Instruction:
Copy every line that contains the string "subscribe" from the entries below.

The input:
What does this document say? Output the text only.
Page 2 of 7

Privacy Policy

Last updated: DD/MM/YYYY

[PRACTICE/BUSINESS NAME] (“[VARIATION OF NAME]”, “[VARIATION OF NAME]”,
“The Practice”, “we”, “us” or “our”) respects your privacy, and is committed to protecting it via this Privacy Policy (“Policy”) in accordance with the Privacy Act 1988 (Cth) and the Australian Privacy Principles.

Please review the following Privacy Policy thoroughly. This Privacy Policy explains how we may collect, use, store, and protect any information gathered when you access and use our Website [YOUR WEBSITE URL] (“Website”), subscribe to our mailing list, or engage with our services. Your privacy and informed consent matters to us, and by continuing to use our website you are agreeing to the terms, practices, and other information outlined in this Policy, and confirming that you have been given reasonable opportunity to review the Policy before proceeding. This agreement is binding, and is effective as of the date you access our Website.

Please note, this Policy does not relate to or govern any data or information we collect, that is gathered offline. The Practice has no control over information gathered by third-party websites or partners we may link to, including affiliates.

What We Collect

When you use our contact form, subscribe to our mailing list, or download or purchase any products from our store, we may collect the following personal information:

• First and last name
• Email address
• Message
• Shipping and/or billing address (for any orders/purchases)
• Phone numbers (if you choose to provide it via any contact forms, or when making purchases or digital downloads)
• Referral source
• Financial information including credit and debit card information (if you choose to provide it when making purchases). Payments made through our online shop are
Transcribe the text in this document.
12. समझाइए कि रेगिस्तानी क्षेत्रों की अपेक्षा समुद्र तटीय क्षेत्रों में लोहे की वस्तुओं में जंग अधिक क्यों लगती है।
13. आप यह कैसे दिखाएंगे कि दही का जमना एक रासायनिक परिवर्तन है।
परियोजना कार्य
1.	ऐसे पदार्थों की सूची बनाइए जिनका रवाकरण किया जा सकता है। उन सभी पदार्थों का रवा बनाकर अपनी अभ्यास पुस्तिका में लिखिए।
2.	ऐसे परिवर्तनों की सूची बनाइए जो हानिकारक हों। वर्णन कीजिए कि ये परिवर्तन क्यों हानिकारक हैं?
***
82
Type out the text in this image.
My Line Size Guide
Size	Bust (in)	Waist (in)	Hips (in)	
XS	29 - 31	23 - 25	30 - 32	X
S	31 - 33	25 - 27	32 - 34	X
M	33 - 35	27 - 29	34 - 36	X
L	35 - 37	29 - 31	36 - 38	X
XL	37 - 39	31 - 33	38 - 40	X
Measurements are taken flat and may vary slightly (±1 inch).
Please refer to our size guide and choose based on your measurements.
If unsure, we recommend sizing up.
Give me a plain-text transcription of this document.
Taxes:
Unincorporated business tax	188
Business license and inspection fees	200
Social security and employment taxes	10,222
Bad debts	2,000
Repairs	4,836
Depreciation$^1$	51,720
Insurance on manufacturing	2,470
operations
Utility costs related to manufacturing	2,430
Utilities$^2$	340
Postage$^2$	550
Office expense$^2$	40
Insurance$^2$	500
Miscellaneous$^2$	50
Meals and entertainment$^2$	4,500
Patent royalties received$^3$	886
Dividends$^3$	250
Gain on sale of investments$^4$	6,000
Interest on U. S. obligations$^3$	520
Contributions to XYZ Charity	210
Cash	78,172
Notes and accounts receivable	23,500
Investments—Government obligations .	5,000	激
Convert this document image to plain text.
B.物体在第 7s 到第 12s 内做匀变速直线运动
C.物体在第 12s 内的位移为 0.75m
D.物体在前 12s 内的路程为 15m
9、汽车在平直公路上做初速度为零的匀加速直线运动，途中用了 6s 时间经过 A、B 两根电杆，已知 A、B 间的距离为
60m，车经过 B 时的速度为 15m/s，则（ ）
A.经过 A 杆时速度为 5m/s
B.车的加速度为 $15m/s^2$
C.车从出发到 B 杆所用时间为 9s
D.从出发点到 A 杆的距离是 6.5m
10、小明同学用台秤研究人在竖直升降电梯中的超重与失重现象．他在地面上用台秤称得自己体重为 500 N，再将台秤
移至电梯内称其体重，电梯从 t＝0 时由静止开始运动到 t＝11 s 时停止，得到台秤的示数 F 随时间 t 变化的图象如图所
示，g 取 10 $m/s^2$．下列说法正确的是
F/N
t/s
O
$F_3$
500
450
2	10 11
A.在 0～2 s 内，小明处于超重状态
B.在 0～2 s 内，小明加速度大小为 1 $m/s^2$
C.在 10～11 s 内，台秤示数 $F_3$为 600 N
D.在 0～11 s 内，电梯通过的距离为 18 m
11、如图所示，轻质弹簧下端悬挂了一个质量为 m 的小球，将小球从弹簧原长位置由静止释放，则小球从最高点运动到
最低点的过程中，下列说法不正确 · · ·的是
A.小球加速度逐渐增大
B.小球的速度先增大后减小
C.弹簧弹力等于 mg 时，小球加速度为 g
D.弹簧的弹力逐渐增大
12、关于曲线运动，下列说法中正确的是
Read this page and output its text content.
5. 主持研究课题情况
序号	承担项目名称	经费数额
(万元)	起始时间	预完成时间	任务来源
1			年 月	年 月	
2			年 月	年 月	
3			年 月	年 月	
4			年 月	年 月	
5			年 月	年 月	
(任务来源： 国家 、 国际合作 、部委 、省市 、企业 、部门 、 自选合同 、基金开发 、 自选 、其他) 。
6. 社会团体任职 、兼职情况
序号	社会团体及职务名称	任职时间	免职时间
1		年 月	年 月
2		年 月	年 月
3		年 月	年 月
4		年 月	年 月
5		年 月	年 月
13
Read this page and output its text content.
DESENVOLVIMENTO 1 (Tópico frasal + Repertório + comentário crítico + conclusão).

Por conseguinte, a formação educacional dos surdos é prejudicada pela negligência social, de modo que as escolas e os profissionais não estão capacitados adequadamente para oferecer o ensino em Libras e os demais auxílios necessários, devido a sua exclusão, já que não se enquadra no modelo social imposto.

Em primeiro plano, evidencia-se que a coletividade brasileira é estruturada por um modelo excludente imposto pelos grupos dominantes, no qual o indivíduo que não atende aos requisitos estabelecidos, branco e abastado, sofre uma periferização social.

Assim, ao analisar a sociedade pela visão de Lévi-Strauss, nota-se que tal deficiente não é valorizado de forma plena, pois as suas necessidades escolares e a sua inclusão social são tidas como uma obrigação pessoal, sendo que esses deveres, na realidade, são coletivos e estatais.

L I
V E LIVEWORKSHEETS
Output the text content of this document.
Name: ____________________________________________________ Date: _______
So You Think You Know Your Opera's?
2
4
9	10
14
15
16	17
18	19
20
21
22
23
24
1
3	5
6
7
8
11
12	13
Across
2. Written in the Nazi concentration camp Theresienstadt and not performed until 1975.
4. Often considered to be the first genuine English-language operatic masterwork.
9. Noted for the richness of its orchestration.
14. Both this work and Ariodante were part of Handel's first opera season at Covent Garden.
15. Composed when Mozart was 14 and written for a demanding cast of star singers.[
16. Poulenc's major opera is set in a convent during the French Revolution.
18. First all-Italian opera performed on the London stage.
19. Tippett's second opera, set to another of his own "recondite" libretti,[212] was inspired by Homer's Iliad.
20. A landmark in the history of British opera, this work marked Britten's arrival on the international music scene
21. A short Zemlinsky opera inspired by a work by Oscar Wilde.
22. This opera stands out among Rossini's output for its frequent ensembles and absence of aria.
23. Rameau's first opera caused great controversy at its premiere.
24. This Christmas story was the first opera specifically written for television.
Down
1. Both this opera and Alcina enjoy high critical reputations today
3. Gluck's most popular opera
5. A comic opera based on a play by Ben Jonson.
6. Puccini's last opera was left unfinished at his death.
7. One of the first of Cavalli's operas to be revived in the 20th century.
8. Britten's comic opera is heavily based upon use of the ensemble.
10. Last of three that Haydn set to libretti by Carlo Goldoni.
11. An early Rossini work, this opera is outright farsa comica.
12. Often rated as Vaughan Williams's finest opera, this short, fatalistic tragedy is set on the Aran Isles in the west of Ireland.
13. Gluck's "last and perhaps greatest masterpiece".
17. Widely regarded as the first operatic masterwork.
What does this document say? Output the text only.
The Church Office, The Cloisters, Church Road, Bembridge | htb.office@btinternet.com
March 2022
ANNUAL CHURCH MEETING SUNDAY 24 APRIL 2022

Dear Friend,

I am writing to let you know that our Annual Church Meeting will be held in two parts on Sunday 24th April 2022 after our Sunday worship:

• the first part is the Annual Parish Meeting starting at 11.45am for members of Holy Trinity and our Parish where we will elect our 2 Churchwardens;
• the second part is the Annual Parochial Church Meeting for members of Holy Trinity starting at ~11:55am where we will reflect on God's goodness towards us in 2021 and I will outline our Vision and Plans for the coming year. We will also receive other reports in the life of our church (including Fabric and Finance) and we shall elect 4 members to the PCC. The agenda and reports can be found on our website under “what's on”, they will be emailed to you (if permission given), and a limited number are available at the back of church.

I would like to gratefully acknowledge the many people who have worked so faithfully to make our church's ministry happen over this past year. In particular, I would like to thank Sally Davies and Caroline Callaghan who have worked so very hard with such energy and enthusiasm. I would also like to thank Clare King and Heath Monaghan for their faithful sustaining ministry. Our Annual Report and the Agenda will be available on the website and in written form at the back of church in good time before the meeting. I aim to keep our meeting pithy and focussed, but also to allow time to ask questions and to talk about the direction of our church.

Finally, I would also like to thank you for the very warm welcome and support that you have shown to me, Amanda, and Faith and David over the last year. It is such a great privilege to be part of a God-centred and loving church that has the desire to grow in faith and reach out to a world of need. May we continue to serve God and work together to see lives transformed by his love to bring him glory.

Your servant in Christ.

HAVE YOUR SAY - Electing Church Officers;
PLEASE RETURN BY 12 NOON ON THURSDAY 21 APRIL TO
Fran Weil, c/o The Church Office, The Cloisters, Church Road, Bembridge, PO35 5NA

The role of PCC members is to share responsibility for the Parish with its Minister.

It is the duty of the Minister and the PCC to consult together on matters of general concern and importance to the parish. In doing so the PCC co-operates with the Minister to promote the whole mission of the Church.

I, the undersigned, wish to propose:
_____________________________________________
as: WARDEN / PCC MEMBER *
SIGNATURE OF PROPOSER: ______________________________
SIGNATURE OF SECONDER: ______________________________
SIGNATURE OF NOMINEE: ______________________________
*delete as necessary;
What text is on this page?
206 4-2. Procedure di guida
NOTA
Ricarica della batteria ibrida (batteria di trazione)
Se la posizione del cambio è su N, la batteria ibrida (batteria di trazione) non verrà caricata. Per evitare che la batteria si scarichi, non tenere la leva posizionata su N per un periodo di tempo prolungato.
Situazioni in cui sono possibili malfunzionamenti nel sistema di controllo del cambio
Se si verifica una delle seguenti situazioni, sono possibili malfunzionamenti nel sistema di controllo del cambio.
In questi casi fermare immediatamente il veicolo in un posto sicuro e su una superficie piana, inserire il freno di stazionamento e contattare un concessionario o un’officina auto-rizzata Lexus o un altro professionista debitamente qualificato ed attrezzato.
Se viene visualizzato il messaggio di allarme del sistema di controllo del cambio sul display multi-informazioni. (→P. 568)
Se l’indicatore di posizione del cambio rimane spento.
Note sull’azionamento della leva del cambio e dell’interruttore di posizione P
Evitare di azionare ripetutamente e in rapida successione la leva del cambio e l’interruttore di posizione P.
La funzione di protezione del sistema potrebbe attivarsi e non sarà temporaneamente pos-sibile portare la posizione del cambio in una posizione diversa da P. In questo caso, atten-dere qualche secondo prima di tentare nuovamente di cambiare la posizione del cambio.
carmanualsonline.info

Answer:
Please review the following Privacy Policy thoroughly. This Privacy Policy explains how we may collect, use, store, and protect any information gathered when you access and use our Website [YOUR WEBSITE URL] (“Website”), subscribe to our mailing list, or engage with our services. Your privacy and informed consent matters to us, and by continuing to use our website you are agreeing to the terms, practices, and other information outlined in this Policy, and confirming that you have been given reasonable opportunity to review the Policy before proceeding. This agreement is binding, and is effective as of the date you access our Website.
When you use our contact form, subscribe to our mailing list, or download or purchase any products from our store, we may collect the following personal information:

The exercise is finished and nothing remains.